• GIVEN INSTRUCTION
Transcribe the records below exactly as they appear.

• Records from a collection
--------------------

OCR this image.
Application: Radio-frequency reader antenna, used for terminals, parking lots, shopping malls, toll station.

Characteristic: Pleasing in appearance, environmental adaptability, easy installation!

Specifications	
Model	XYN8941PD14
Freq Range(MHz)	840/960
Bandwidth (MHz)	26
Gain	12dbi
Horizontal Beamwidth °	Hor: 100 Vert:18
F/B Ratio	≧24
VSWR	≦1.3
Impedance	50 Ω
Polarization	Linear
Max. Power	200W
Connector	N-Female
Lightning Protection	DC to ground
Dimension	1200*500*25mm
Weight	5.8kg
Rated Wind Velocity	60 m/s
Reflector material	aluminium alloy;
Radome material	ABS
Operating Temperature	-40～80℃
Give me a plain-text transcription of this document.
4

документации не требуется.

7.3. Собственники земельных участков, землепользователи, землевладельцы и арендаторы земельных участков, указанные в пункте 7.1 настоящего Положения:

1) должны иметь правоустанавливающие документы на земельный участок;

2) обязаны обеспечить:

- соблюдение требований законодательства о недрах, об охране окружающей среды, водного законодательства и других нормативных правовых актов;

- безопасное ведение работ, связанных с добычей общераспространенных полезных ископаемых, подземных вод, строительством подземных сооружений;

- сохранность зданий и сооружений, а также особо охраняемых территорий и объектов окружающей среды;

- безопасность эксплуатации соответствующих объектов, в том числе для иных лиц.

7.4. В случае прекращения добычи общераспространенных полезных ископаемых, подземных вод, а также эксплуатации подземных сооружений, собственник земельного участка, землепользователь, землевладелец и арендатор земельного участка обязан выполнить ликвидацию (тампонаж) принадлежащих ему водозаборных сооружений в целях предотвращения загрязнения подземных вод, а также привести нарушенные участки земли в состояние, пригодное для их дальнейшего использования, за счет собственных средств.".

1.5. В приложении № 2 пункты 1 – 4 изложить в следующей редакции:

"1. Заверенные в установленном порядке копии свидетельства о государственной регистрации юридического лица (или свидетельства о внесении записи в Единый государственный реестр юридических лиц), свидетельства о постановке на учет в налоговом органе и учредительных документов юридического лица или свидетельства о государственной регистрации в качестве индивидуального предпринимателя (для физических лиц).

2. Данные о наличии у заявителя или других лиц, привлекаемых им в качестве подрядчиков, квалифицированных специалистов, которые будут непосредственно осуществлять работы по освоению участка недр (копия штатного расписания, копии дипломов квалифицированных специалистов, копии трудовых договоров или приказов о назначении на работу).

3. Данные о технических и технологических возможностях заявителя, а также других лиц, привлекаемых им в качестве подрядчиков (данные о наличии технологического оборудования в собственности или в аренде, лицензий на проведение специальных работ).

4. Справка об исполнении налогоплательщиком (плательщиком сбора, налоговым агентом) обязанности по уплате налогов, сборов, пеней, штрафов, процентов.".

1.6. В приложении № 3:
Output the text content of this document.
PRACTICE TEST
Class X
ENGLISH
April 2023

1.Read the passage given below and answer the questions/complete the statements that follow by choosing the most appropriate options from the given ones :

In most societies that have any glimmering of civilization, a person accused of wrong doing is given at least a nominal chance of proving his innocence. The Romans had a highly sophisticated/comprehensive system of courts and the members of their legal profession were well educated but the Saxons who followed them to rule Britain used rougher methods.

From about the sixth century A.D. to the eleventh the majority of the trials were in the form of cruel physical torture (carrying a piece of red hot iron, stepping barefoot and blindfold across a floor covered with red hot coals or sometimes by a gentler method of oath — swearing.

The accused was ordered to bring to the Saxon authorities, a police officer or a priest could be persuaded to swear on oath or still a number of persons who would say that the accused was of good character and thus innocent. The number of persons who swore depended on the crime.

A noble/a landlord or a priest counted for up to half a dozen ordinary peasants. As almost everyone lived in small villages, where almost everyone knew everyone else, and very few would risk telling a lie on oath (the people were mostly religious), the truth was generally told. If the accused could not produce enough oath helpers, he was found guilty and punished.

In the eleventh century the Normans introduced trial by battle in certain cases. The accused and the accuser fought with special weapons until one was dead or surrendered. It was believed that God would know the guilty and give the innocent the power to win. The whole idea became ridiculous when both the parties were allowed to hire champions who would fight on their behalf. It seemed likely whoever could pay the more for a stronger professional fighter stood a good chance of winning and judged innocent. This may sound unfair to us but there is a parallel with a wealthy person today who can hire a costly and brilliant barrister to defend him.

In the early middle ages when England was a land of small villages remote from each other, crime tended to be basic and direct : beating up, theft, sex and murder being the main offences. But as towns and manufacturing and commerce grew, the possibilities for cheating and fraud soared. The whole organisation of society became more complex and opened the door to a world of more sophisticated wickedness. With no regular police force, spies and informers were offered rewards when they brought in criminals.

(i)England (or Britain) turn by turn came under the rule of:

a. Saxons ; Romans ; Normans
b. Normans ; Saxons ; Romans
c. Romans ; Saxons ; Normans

--------------------

• WRITTEN RESPONSE
OCR this image.
Application: Radio-frequency reader antenna, used for terminals, parking lots, shopping malls, toll station.

Characteristic: Pleasing in appearance, environmental adaptability, easy installation!

Specifications	
Model	XYN8941PD14
Freq Range(MHz)	840/960
Bandwidth (MHz)	26
Gain	12dbi
Horizontal Beamwidth °	Hor: 100 Vert:18
F/B Ratio	≧24
VSWR	≦1.3
Impedance	50 Ω
Polarization	Linear
Max. Power	200W
Connector	N-Female
Lightning Protection	DC to ground
Dimension	1200*500*25mm
Weight	5.8kg
Rated Wind Velocity	60 m/s
Reflector material	aluminium alloy;
Radome material	ABS
Operating Temperature	-40～80℃
Give me a plain-text transcription of this document.
4

документации не требуется.

7.3. Собственники земельных участков, землепользователи, землевладельцы и арендаторы земельных участков, указанные в пункте 7.1 настоящего Положения:

1) должны иметь правоустанавливающие документы на земельный участок;

2) обязаны обеспечить:

- соблюдение требований законодательства о недрах, об охране окружающей среды, водного законодательства и других нормативных правовых актов;

- безопасное ведение работ, связанных с добычей общераспространенных полезных ископаемых, подземных вод, строительством подземных сооружений;

- сохранность зданий и сооружений, а также особо охраняемых территорий и объектов окружающей среды;

- безопасность эксплуатации соответствующих объектов, в том числе для иных лиц.

7.4. В случае прекращения добычи общераспространенных полезных ископаемых, подземных вод, а также эксплуатации подземных сооружений, собственник земельного участка, землепользователь, землевладелец и арендатор земельного участка обязан выполнить ликвидацию (тампонаж) принадлежащих ему водозаборных сооружений в целях предотвращения загрязнения подземных вод, а также привести нарушенные участки земли в состояние, пригодное для их дальнейшего использования, за счет собственных средств.".

1.5. В приложении № 2 пункты 1 – 4 изложить в следующей редакции:

"1. Заверенные в установленном порядке копии свидетельства о государственной регистрации юридического лица (или свидетельства о внесении записи в Единый государственный реестр юридических лиц), свидетельства о постановке на учет в налоговом органе и учредительных документов юридического лица или свидетельства о государственной регистрации в качестве индивидуального предпринимателя (для физических лиц).

2. Данные о наличии у заявителя или других лиц, привлекаемых им в качестве подрядчиков, квалифицированных специалистов, которые будут непосредственно осуществлять работы по освоению участка недр (копия штатного расписания, копии дипломов квалифицированных специалистов, копии трудовых договоров или приказов о назначении на работу).

3. Данные о технических и технологических возможностях заявителя, а также других лиц, привлекаемых им в качестве подрядчиков (данные о наличии технологического оборудования в собственности или в аренде, лицензий на проведение специальных работ).

4. Справка об исполнении налогоплательщиком (плательщиком сбора, налоговым агентом) обязанности по уплате налогов, сборов, пеней, штрафов, процентов.".

1.6. В приложении № 3:
Output the text content of this document.
PRACTICE TEST
Class X
ENGLISH
April 2023

1.Read the passage given below and answer the questions/complete the statements that follow by choosing the most appropriate options from the given ones :

In most societies that have any glimmering of civilization, a person accused of wrong doing is given at least a nominal chance of proving his innocence. The Romans had a highly sophisticated/comprehensive system of courts and the members of their legal profession were well educated but the Saxons who followed them to rule Britain used rougher methods.

From about the sixth century A.D. to the eleventh the majority of the trials were in the form of cruel physical torture (carrying a piece of red hot iron, stepping barefoot and blindfold across a floor covered with red hot coals or sometimes by a gentler method of oath — swearing.

The accused was ordered to bring to the Saxon authorities, a police officer or a priest could be persuaded to swear on oath or still a number of persons who would say that the accused was of good character and thus innocent. The number of persons who swore depended on the crime.

A noble/a landlord or a priest counted for up to half a dozen ordinary peasants. As almost everyone lived in small villages, where almost everyone knew everyone else, and very few would risk telling a lie on oath (the people were mostly religious), the truth was generally told. If the accused could not produce enough oath helpers, he was found guilty and punished.

In the eleventh century the Normans introduced trial by battle in certain cases. The accused and the accuser fought with special weapons until one was dead or surrendered. It was believed that God would know the guilty and give the innocent the power to win. The whole idea became ridiculous when both the parties were allowed to hire champions who would fight on their behalf. It seemed likely whoever could pay the more for a stronger professional fighter stood a good chance of winning and judged innocent. This may sound unfair to us but there is a parallel with a wealthy person today who can hire a costly and brilliant barrister to defend him.

In the early middle ages when England was a land of small villages remote from each other, crime tended to be basic and direct : beating up, theft, sex and murder being the main offences. But as towns and manufacturing and commerce grew, the possibilities for cheating and fraud soared. The whole organisation of society became more complex and opened the door to a world of more sophisticated wickedness. With no regular police force, spies and informers were offered rewards when they brought in criminals.

(i)England (or Britain) turn by turn came under the rule of:

a. Saxons ; Romans ; Normans
b. Normans ; Saxons ; Romans
c. Romans ; Saxons ; Normans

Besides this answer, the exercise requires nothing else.